- PROMPT -
For the material that follows, list every line containing the word "numeru".

Stored data
— BEGIN —
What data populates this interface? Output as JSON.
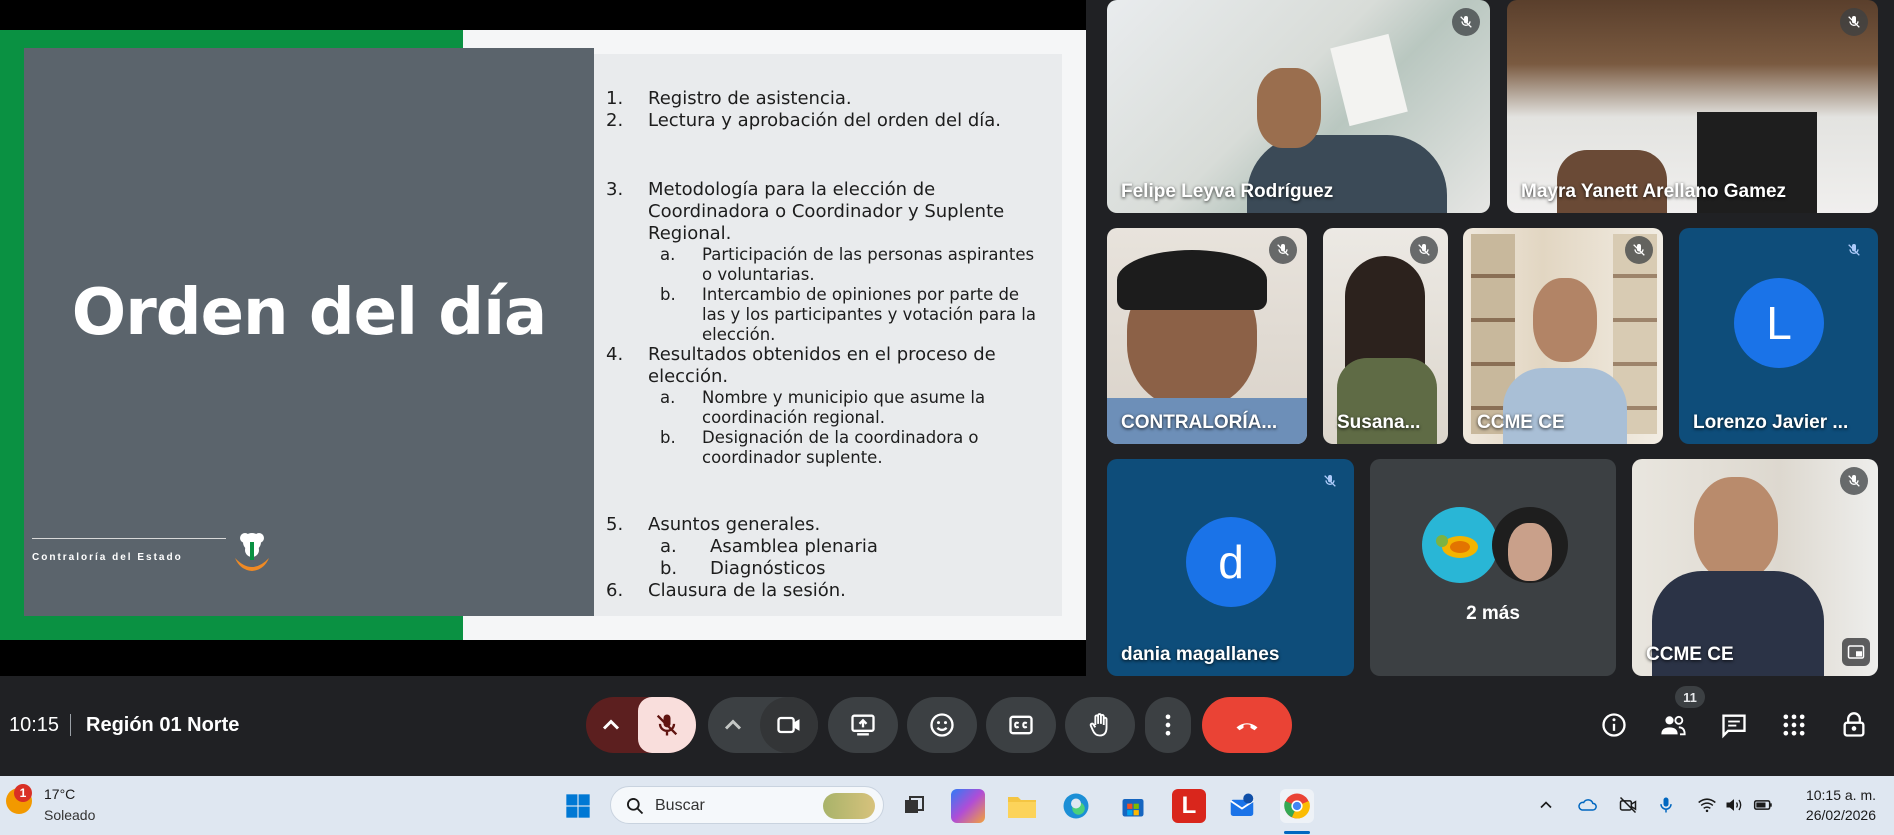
{
  "meeting": {
    "time": "10:15",
    "title": "Región 01 Norte",
    "participant_count_badge": "11"
  },
  "slide": {
    "title": "Orden del día",
    "organization": "Contraloría del Estado",
    "agenda": [
      {
        "num": "1.",
        "text": "Registro de asistencia."
      },
      {
        "num": "2.",
        "text": "Lectura y aprobación del orden del día."
      },
      {
        "num": "3.",
        "lines": [
          "Metodología para la elección de",
          "Coordinadora o Coordinador y Suplente",
          "Regional."
        ],
        "subs": [
          {
            "num": "a.",
            "lines": [
              "Participación de las personas aspirantes",
              "o voluntarias."
            ]
          },
          {
            "num": "b.",
            "lines": [
              "Intercambio de opiniones por parte de",
              "las y los participantes y votación para la",
              "elección."
            ]
          }
        ]
      },
      {
        "num": "4.",
        "lines": [
          "Resultados obtenidos en el proceso de",
          "elección."
        ],
        "subs": [
          {
            "num": "a.",
            "lines": [
              "Nombre y municipio que asume la",
              "coordinación regional."
            ]
          },
          {
            "num": "b.",
            "lines": [
              "Designación de la coordinadora o",
              "coordinador suplente."
            ]
          }
        ]
      },
      {
        "num": "5.",
        "text": "Asuntos generales.",
        "subs": [
          {
            "num": "a.",
            "text": "Asamblea plenaria"
          },
          {
            "num": "b.",
            "text": "Diagnósticos"
          }
        ]
      },
      {
        "num": "6.",
        "text": "Clausura de la sesión."
      }
    ]
  },
  "participants": [
    {
      "name": "Felipe Leyva Rodríguez"
    },
    {
      "name": "Mayra Yanett Arellano Gamez"
    },
    {
      "name": "CONTRALORÍA..."
    },
    {
      "name": "Susana..."
    },
    {
      "name": "CCME CE"
    },
    {
      "name": "Lorenzo Javier ...",
      "initial": "L"
    },
    {
      "name": "dania magallanes",
      "initial": "d"
    },
    {
      "name": "2 más"
    },
    {
      "name": "CCME CE"
    }
  ],
  "taskbar": {
    "weather_badge": "1",
    "temperature": "17°C",
    "condition": "Soleado",
    "search_placeholder": "Buscar",
    "clock_time": "10:15 a. m.",
    "clock_date": "26/02/2026"
  },
  "colors": {
    "meet_bg": "#202124",
    "slide_green": "#0a9142",
    "slide_gray": "#5b646c",
    "end_call_red": "#ea4335",
    "mic_off_bg": "#f9dedc",
    "avatar_blue": "#1a73e8"
  }
}
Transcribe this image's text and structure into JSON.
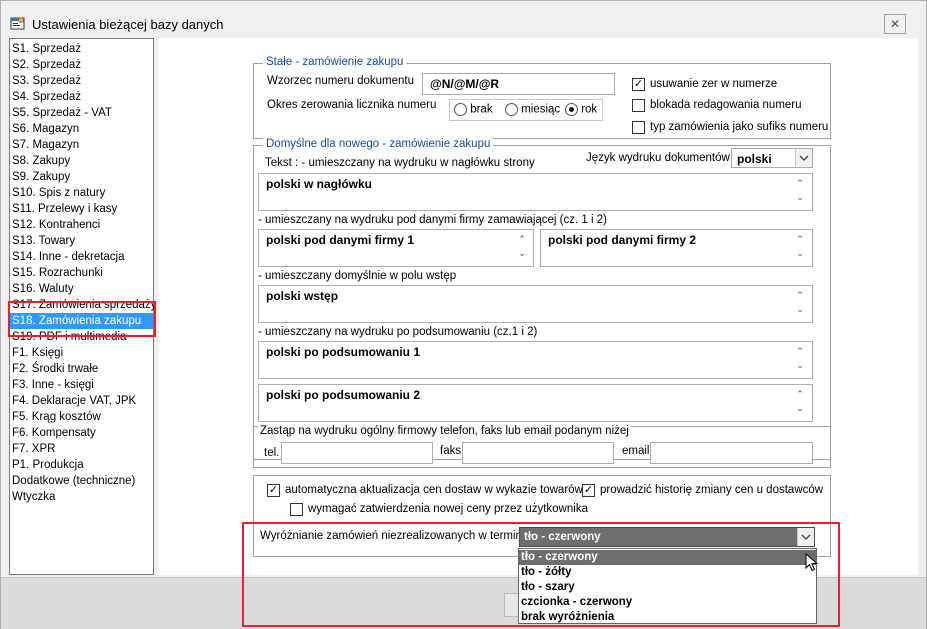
{
  "window": {
    "title": "Ustawienia bieżącej bazy danych",
    "close_label": "✕"
  },
  "sidebar": {
    "items": [
      {
        "label": "S1. Sprzedaż"
      },
      {
        "label": "S2. Sprzedaż"
      },
      {
        "label": "S3. Sprzedaż"
      },
      {
        "label": "S4. Sprzedaż"
      },
      {
        "label": "S5. Sprzedaż - VAT"
      },
      {
        "label": "S6. Magazyn"
      },
      {
        "label": "S7. Magazyn"
      },
      {
        "label": "S8. Zakupy"
      },
      {
        "label": "S9. Zakupy"
      },
      {
        "label": "S10. Spis z natury"
      },
      {
        "label": "S11. Przelewy i kasy"
      },
      {
        "label": "S12. Kontrahenci"
      },
      {
        "label": "S13. Towary"
      },
      {
        "label": "S14. Inne - dekretacja"
      },
      {
        "label": "S15. Rozrachunki"
      },
      {
        "label": "S16. Waluty"
      },
      {
        "label": "S17. Zamówienia sprzedaży"
      },
      {
        "label": "S18. Zamówienia zakupu"
      },
      {
        "label": "S19. PDF i multimedia"
      },
      {
        "label": "F1. Księgi"
      },
      {
        "label": "F2. Środki trwałe"
      },
      {
        "label": "F3. Inne - księgi"
      },
      {
        "label": "F4. Deklaracje VAT, JPK"
      },
      {
        "label": "F5. Krąg kosztów"
      },
      {
        "label": "F6. Kompensaty"
      },
      {
        "label": "F7. XPR"
      },
      {
        "label": "P1. Produkcja"
      },
      {
        "label": "Dodatkowe (techniczne)"
      },
      {
        "label": "Wtyczka"
      }
    ],
    "selected_index": 17
  },
  "group_stale": {
    "legend": "Stałe - zamówienie zakupu",
    "wzorzec_label": "Wzorzec numeru dokumentu",
    "wzorzec_value": "@N/@M/@R",
    "okres_label": "Okres zerowania licznika numeru",
    "radio_brak": "brak",
    "radio_miesiac": "miesiąc",
    "radio_rok": "rok",
    "selected_radio": "rok",
    "cb_usuwanie": "usuwanie zer w numerze",
    "cb_usuwanie_checked": true,
    "cb_blokada": "blokada redagowania numeru",
    "cb_blokada_checked": false,
    "cb_typ": "typ zamówienia jako sufiks numeru",
    "cb_typ_checked": false
  },
  "group_domyslne": {
    "legend": "Domyślne dla nowego - zamówienie zakupu",
    "tekst_label": "Tekst : - umieszczany na wydruku w nagłówku strony",
    "jezyk_label": "Język wydruku dokumentów",
    "jezyk_value": "polski",
    "naglowek_value": "polski w nagłówku",
    "pod_danymi_label": "- umieszczany na wydruku pod danymi firmy zamawiającej  (cz. 1 i 2)",
    "pod_danymi_1": "polski pod danymi firmy 1",
    "pod_danymi_2": "polski pod danymi firmy 2",
    "wstep_label": "- umieszczany domyślnie w polu wstęp",
    "wstep_value": "polski wstęp",
    "podsumowanie_label": "- umieszczany na wydruku po podsumowaniu (cz.1 i 2)",
    "podsumowanie_1": "polski po podsumowaniu 1",
    "podsumowanie_2": "polski po podsumowaniu 2"
  },
  "group_zastap": {
    "label": "Zastąp na wydruku ogólny firmowy telefon, faks lub email podanym niżej",
    "tel_label": "tel.",
    "tel_value": "",
    "faks_label": "faks",
    "faks_value": "",
    "email_label": "email",
    "email_value": ""
  },
  "group_ceny": {
    "cb_auto": "automatyczna aktualizacja cen dostaw w wykazie towarów",
    "cb_auto_checked": true,
    "cb_historia": "prowadzić historię zmiany cen u dostawców",
    "cb_historia_checked": true,
    "cb_zatwierdzenie": "wymagać zatwierdzenia nowej ceny przez użytkownika",
    "cb_zatwierdzenie_checked": false
  },
  "wyroznianie": {
    "label": "Wyróżnianie zamówień niezrealizowanych w terminie",
    "selected": "tło - czerwony",
    "options": [
      {
        "label": "tło - czerwony"
      },
      {
        "label": "tło - żółty"
      },
      {
        "label": "tło - szary"
      },
      {
        "label": "czcionka - czerwony"
      },
      {
        "label": "brak wyróżnienia"
      }
    ],
    "highlighted_index": 0
  },
  "icons": {
    "title_icon": "settings-window-icon",
    "dropdown_arrow": "chevron-down-icon"
  }
}
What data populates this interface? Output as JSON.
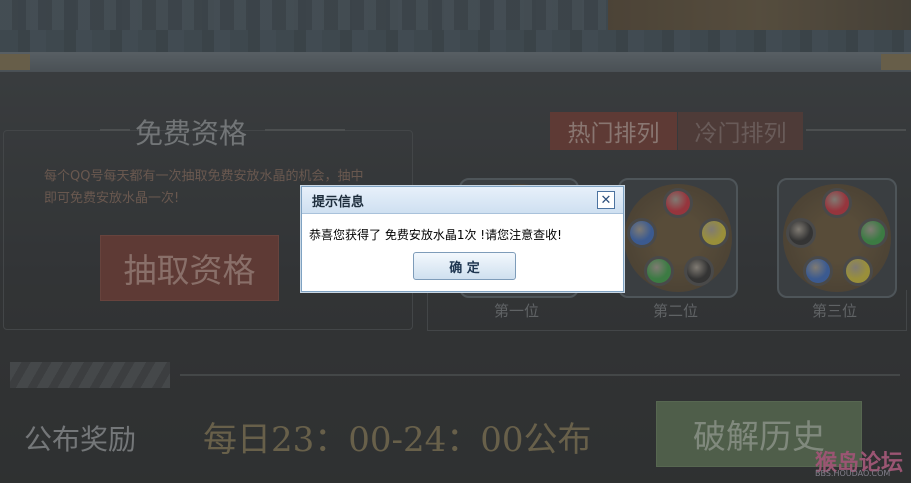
{
  "free": {
    "title": "免费资格",
    "description": "每个QQ号每天都有一次抽取免费安放水晶的机会，抽中即可免费安放水晶一次!",
    "draw_button": "抽取资格"
  },
  "tabs": {
    "hot": "热门排列",
    "cold": "冷门排列"
  },
  "rankings": [
    {
      "label": "第一位"
    },
    {
      "label": "第二位",
      "gems": [
        "#e0313f",
        "#3b74d6",
        "#e6d43a",
        "#3cb04a",
        "#2f2f2f"
      ]
    },
    {
      "label": "第三位",
      "gems": [
        "#e0313f",
        "#2f2f2f",
        "#3cb04a",
        "#3b74d6",
        "#e6d43a"
      ]
    }
  ],
  "bottom": {
    "publish_label": "公布奖励",
    "publish_time": "每日23：00-24：00公布",
    "history_button": "破解历史"
  },
  "dialog": {
    "title": "提示信息",
    "close": "✕",
    "message": "恭喜您获得了 免费安放水晶1次 !请您注意查收!",
    "ok_button": "确 定"
  },
  "watermark": {
    "name": "猴岛论坛",
    "url": "BBS.HOUDAO.COM"
  }
}
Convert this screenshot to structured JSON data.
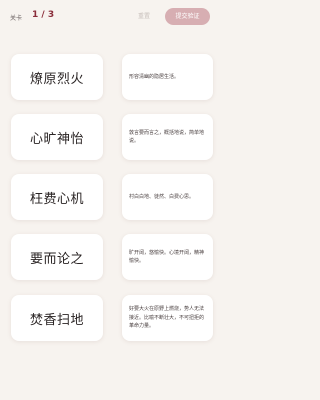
{
  "header": {
    "level_label": "关卡",
    "level_value": "1 / 3",
    "reset_label": "重置",
    "submit_label": "提交验证"
  },
  "terms": [
    {
      "label": "燎原烈火"
    },
    {
      "label": "心旷神怡"
    },
    {
      "label": "枉费心机"
    },
    {
      "label": "要而论之"
    },
    {
      "label": "焚香扫地"
    }
  ],
  "definitions": [
    {
      "text": "形容清幽的隐居生活。"
    },
    {
      "text": "敦言要而言之，概括地说，简单地说。"
    },
    {
      "text": "村白白地、徒然、白费心思。"
    },
    {
      "text": "旷开阔，悠愉快。心境开阔，精神愉快。"
    },
    {
      "text": "好要大火在原野上燃烧，势人无法接近。比喻不断壮大，不可扭拒的革命力量。"
    }
  ],
  "colors": {
    "background": "#f7f3ef",
    "accent": "#8a2d3a",
    "submit_button": "#d7aeb2"
  }
}
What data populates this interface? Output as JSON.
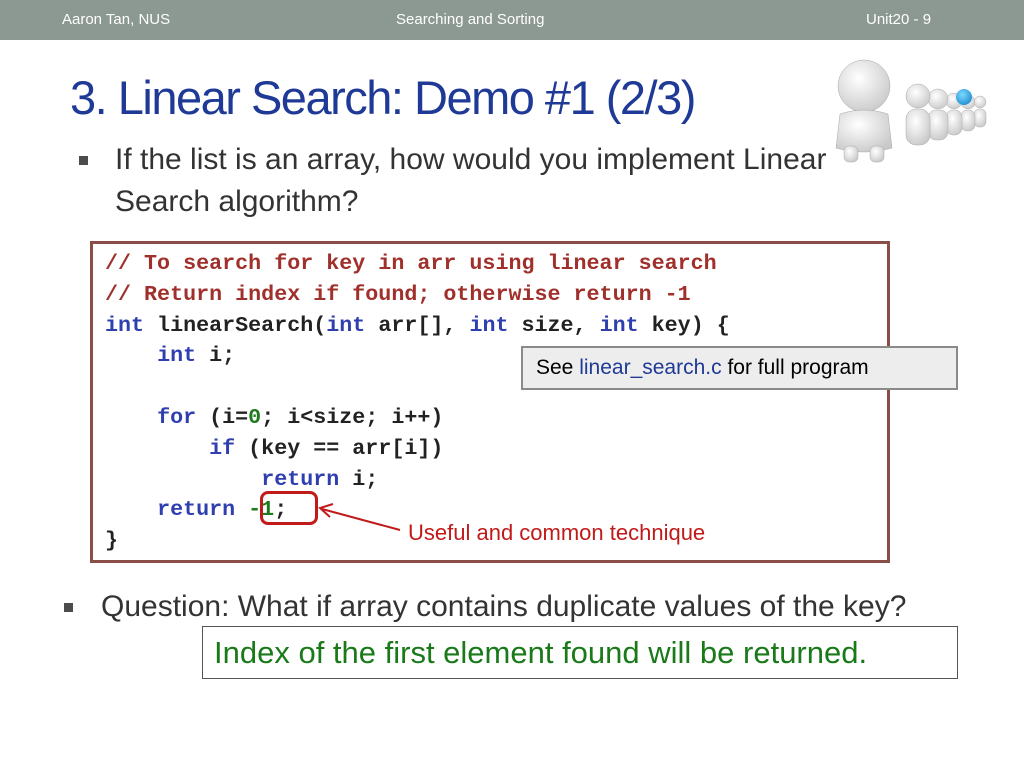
{
  "header": {
    "author": "Aaron Tan,  NUS",
    "topic": "Searching and Sorting",
    "unit": "Unit20 - 9"
  },
  "slide": {
    "title": "3. Linear Search: Demo #1 (2/3)",
    "bullet1": "If the list is an array, how would you implement Linear Search algorithm?",
    "bullet2": "Question: What if array contains duplicate values of the key?"
  },
  "code": {
    "lines": [
      [
        {
          "t": "// To search for key in arr using linear search",
          "c": "cm"
        }
      ],
      [
        {
          "t": "// Return index if found; otherwise return -1",
          "c": "cm"
        }
      ],
      [
        {
          "t": "int",
          "c": "kw"
        },
        {
          "t": " linearSearch("
        },
        {
          "t": "int",
          "c": "kw"
        },
        {
          "t": " arr[], "
        },
        {
          "t": "int",
          "c": "kw"
        },
        {
          "t": " size, "
        },
        {
          "t": "int",
          "c": "kw"
        },
        {
          "t": " key) {"
        }
      ],
      [
        {
          "t": "    "
        },
        {
          "t": "int",
          "c": "kw"
        },
        {
          "t": " i;"
        }
      ],
      [
        {
          "t": ""
        }
      ],
      [
        {
          "t": "    "
        },
        {
          "t": "for",
          "c": "kw"
        },
        {
          "t": " (i="
        },
        {
          "t": "0",
          "c": "num"
        },
        {
          "t": "; i<size; i++)"
        }
      ],
      [
        {
          "t": "        "
        },
        {
          "t": "if",
          "c": "kw"
        },
        {
          "t": " (key == arr[i])"
        }
      ],
      [
        {
          "t": "            "
        },
        {
          "t": "return",
          "c": "kw"
        },
        {
          "t": " i;"
        }
      ],
      [
        {
          "t": "    "
        },
        {
          "t": "return",
          "c": "kw"
        },
        {
          "t": " "
        },
        {
          "t": "-1",
          "c": "num"
        },
        {
          "t": ";"
        }
      ],
      [
        {
          "t": "}"
        }
      ]
    ]
  },
  "callouts": {
    "see_prefix": "See ",
    "see_file": "linear_search.c",
    "see_suffix": " for full program",
    "technique": "Useful and common technique",
    "answer": "Index of the first element found will be returned."
  },
  "colors": {
    "title": "#1f3a96",
    "comment": "#a0302b",
    "keyword": "#2f3fb0",
    "number": "#1f7a1f",
    "note": "#c01a1a",
    "answer": "#1a7a1a",
    "header_bg": "#8c9892"
  },
  "icons": {
    "decoration": "people-queue-icon"
  }
}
— END —
- OUTPUT OF THE TASK -
    "wzorzec_label": "Wzorzec numeru dokumentu",
    "okres_label": "Okres zerowania licznika numeru",
    "cb_blokada": "blokada redagowania numeru",
    "cb_typ": "typ zamówienia jako sufiks numeru",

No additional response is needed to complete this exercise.